━━━ Given records

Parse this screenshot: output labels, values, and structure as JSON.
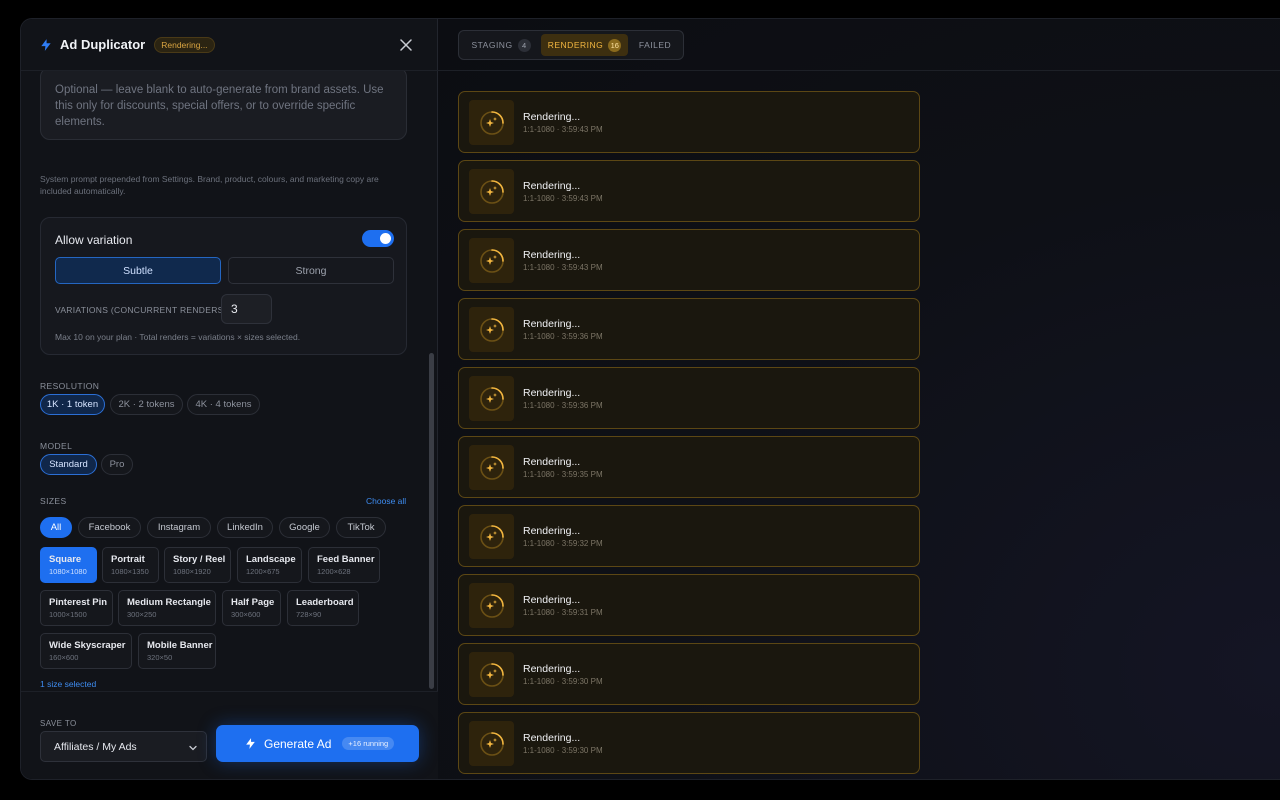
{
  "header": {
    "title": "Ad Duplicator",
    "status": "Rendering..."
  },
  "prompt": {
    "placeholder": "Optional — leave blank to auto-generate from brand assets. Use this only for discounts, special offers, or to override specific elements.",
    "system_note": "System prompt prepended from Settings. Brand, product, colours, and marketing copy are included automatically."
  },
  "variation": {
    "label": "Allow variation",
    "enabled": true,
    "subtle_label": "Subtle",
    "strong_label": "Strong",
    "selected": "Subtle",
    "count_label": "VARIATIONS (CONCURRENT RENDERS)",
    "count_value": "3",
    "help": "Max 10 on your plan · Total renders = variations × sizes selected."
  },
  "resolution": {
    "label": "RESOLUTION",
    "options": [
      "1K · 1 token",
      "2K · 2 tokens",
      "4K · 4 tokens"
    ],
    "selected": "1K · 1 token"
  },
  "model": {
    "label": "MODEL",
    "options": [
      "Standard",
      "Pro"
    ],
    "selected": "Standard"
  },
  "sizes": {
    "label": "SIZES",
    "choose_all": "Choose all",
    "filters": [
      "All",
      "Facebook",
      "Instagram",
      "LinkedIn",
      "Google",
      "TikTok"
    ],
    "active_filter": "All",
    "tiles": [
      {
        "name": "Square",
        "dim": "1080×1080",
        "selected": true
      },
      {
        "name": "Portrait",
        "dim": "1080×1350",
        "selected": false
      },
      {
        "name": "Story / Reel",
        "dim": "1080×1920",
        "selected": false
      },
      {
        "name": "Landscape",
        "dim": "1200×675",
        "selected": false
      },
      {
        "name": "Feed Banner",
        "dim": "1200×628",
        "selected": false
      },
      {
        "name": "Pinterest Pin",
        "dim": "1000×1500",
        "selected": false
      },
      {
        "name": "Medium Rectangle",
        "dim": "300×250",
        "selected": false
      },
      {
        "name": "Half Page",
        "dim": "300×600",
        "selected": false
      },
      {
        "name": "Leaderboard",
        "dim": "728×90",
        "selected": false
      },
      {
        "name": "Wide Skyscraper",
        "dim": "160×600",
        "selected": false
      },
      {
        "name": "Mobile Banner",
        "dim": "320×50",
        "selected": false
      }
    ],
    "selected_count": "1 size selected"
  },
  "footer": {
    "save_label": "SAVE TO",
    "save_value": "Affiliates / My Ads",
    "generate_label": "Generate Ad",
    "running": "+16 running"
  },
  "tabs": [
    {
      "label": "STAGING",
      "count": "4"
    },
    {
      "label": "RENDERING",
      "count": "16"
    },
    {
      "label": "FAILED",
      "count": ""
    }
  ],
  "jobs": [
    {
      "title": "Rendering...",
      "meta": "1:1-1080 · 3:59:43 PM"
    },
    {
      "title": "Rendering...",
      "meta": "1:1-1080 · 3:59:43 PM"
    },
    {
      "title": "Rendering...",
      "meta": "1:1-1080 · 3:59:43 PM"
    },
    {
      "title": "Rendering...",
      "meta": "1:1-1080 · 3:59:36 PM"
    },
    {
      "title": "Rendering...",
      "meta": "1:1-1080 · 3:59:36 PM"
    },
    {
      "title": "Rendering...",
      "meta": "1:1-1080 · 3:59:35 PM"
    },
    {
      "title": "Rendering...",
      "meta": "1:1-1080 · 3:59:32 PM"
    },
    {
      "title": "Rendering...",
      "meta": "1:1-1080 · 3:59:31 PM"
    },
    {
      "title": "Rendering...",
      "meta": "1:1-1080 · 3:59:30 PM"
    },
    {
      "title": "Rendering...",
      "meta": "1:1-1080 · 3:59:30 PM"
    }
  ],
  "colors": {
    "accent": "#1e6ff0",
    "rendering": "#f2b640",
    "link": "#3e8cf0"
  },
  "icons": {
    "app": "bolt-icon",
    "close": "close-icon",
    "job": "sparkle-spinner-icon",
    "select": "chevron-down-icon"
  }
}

━━━━━━

Transcribe all the records above word for word, without their images.

Parse this screenshot: output labels, values, and structure as JSON.
{
  "header": {
    "title": "Ad Duplicator",
    "status": "Rendering..."
  },
  "prompt": {
    "placeholder": "Optional — leave blank to auto-generate from brand assets. Use this only for discounts, special offers, or to override specific elements.",
    "system_note": "System prompt prepended from Settings. Brand, product, colours, and marketing copy are included automatically."
  },
  "variation": {
    "label": "Allow variation",
    "enabled": true,
    "subtle_label": "Subtle",
    "strong_label": "Strong",
    "selected": "Subtle",
    "count_label": "VARIATIONS (CONCURRENT RENDERS)",
    "count_value": "3",
    "help": "Max 10 on your plan · Total renders = variations × sizes selected."
  },
  "resolution": {
    "label": "RESOLUTION",
    "options": [
      "1K · 1 token",
      "2K · 2 tokens",
      "4K · 4 tokens"
    ],
    "selected": "1K · 1 token"
  },
  "model": {
    "label": "MODEL",
    "options": [
      "Standard",
      "Pro"
    ],
    "selected": "Standard"
  },
  "sizes": {
    "label": "SIZES",
    "choose_all": "Choose all",
    "filters": [
      "All",
      "Facebook",
      "Instagram",
      "LinkedIn",
      "Google",
      "TikTok"
    ],
    "active_filter": "All",
    "tiles": [
      {
        "name": "Square",
        "dim": "1080×1080",
        "selected": true
      },
      {
        "name": "Portrait",
        "dim": "1080×1350",
        "selected": false
      },
      {
        "name": "Story / Reel",
        "dim": "1080×1920",
        "selected": false
      },
      {
        "name": "Landscape",
        "dim": "1200×675",
        "selected": false
      },
      {
        "name": "Feed Banner",
        "dim": "1200×628",
        "selected": false
      },
      {
        "name": "Pinterest Pin",
        "dim": "1000×1500",
        "selected": false
      },
      {
        "name": "Medium Rectangle",
        "dim": "300×250",
        "selected": false
      },
      {
        "name": "Half Page",
        "dim": "300×600",
        "selected": false
      },
      {
        "name": "Leaderboard",
        "dim": "728×90",
        "selected": false
      },
      {
        "name": "Wide Skyscraper",
        "dim": "160×600",
        "selected": false
      },
      {
        "name": "Mobile Banner",
        "dim": "320×50",
        "selected": false
      }
    ],
    "selected_count": "1 size selected"
  },
  "footer": {
    "save_label": "SAVE TO",
    "save_value": "Affiliates / My Ads",
    "generate_label": "Generate Ad",
    "running": "+16 running"
  },
  "tabs": [
    {
      "label": "STAGING",
      "count": "4"
    },
    {
      "label": "RENDERING",
      "count": "16"
    },
    {
      "label": "FAILED",
      "count": ""
    }
  ],
  "jobs": [
    {
      "title": "Rendering...",
      "meta": "1:1-1080 · 3:59:43 PM"
    },
    {
      "title": "Rendering...",
      "meta": "1:1-1080 · 3:59:43 PM"
    },
    {
      "title": "Rendering...",
      "meta": "1:1-1080 · 3:59:43 PM"
    },
    {
      "title": "Rendering...",
      "meta": "1:1-1080 · 3:59:36 PM"
    },
    {
      "title": "Rendering...",
      "meta": "1:1-1080 · 3:59:36 PM"
    },
    {
      "title": "Rendering...",
      "meta": "1:1-1080 · 3:59:35 PM"
    },
    {
      "title": "Rendering...",
      "meta": "1:1-1080 · 3:59:32 PM"
    },
    {
      "title": "Rendering...",
      "meta": "1:1-1080 · 3:59:31 PM"
    },
    {
      "title": "Rendering...",
      "meta": "1:1-1080 · 3:59:30 PM"
    },
    {
      "title": "Rendering...",
      "meta": "1:1-1080 · 3:59:30 PM"
    }
  ],
  "colors": {
    "accent": "#1e6ff0",
    "rendering": "#f2b640",
    "link": "#3e8cf0"
  },
  "icons": {
    "app": "bolt-icon",
    "close": "close-icon",
    "job": "sparkle-spinner-icon",
    "select": "chevron-down-icon"
  }
}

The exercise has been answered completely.